Work instructions:
Where a line of the material contains the string "summary", copy that line.

Dataset rows:
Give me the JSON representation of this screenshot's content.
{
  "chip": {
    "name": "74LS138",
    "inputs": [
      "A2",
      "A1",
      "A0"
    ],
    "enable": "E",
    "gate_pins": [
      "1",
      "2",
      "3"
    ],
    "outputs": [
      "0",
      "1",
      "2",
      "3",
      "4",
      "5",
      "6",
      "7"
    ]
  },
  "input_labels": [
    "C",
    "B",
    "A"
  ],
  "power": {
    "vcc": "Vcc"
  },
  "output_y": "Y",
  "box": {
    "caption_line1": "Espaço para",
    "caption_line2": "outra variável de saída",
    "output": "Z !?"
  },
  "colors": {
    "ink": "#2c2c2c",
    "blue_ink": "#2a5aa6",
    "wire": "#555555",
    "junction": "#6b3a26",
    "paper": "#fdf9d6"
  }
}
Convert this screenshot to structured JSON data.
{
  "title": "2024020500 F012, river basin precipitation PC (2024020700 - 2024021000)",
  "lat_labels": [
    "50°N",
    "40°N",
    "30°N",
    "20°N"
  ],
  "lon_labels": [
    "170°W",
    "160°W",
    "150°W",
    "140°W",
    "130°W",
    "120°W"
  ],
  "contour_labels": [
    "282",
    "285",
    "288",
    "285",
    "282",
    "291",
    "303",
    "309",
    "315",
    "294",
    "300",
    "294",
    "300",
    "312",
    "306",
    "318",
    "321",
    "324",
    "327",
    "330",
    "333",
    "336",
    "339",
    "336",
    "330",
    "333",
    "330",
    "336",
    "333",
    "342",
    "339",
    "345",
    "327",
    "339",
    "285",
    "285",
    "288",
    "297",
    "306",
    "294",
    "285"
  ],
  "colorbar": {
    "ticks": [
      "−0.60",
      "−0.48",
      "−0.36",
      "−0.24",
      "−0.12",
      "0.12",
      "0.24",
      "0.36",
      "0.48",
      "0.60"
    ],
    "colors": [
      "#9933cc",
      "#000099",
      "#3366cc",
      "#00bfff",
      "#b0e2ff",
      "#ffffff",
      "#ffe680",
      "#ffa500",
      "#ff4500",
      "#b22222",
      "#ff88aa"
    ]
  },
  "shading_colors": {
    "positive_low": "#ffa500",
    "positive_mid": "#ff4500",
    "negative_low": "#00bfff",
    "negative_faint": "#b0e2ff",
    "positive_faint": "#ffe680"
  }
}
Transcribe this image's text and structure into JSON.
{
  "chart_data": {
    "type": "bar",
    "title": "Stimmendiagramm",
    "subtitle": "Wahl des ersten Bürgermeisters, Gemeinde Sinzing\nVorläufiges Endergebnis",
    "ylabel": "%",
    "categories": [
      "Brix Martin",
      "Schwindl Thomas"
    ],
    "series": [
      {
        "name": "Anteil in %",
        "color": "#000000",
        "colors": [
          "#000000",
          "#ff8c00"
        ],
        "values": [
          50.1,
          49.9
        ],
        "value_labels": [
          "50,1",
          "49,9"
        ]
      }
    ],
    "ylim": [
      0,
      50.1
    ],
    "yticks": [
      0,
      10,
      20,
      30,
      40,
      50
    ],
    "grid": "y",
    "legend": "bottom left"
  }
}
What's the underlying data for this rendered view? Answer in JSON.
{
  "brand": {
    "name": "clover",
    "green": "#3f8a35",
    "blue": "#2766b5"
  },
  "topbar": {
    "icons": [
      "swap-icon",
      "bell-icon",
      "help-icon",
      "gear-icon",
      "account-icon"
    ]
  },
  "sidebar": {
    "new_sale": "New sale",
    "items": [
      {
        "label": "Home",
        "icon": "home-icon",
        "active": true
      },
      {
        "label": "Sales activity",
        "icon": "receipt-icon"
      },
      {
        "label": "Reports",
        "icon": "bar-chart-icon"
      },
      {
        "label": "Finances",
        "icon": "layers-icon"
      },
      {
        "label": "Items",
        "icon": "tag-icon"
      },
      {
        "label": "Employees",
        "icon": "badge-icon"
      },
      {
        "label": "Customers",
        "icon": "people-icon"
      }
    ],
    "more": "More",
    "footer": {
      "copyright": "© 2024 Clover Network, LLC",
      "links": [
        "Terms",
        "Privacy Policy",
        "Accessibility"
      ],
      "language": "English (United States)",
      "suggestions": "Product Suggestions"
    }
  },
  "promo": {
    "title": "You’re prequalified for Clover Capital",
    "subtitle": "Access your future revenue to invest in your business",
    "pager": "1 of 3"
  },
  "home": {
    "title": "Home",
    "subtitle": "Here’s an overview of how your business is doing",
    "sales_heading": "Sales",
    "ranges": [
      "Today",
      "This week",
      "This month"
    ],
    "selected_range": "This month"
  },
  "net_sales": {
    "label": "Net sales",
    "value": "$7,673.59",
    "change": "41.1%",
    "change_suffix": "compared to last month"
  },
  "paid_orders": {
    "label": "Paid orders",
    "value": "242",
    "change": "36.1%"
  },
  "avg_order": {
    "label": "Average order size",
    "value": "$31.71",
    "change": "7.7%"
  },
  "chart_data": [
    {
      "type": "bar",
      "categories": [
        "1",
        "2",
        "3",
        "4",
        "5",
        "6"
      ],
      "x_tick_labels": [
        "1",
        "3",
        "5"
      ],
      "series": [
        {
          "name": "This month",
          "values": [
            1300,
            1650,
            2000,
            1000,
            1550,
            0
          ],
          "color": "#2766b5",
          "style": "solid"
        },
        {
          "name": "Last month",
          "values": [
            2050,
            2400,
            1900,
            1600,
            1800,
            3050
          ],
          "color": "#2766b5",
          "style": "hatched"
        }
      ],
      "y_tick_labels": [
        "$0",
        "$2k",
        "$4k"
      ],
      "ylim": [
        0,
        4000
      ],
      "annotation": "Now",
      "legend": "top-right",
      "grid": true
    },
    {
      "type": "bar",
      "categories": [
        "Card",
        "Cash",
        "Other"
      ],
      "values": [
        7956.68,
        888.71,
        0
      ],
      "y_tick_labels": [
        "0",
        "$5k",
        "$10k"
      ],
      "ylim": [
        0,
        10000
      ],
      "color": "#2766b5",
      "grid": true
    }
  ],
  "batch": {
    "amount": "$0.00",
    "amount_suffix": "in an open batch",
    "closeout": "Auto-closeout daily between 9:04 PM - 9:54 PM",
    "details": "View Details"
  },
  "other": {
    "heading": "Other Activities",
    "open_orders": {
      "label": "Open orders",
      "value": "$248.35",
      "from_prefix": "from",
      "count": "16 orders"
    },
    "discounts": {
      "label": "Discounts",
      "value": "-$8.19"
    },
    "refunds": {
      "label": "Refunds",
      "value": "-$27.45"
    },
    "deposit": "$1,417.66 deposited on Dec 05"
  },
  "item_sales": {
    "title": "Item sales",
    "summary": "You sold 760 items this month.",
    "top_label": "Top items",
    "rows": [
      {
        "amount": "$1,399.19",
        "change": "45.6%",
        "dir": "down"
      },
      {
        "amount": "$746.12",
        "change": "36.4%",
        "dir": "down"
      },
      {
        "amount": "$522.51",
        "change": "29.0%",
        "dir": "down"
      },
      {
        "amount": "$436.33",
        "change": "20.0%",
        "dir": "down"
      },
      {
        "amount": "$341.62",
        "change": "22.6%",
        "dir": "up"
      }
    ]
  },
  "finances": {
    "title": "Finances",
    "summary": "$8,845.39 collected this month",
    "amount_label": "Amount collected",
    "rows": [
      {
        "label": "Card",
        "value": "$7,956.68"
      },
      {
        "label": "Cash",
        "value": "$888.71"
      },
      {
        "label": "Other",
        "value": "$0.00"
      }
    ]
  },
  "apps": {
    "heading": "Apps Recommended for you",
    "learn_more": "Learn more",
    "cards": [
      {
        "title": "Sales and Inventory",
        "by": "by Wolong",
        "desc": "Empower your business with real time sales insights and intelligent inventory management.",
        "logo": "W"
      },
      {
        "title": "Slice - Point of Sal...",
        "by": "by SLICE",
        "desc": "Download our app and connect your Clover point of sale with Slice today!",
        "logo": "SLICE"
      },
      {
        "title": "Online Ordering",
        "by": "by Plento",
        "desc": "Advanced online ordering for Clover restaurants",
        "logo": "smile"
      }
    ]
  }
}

Answer:
    "summary": "You sold 760 items this month.",
    "summary": "$8,845.39 collected this month",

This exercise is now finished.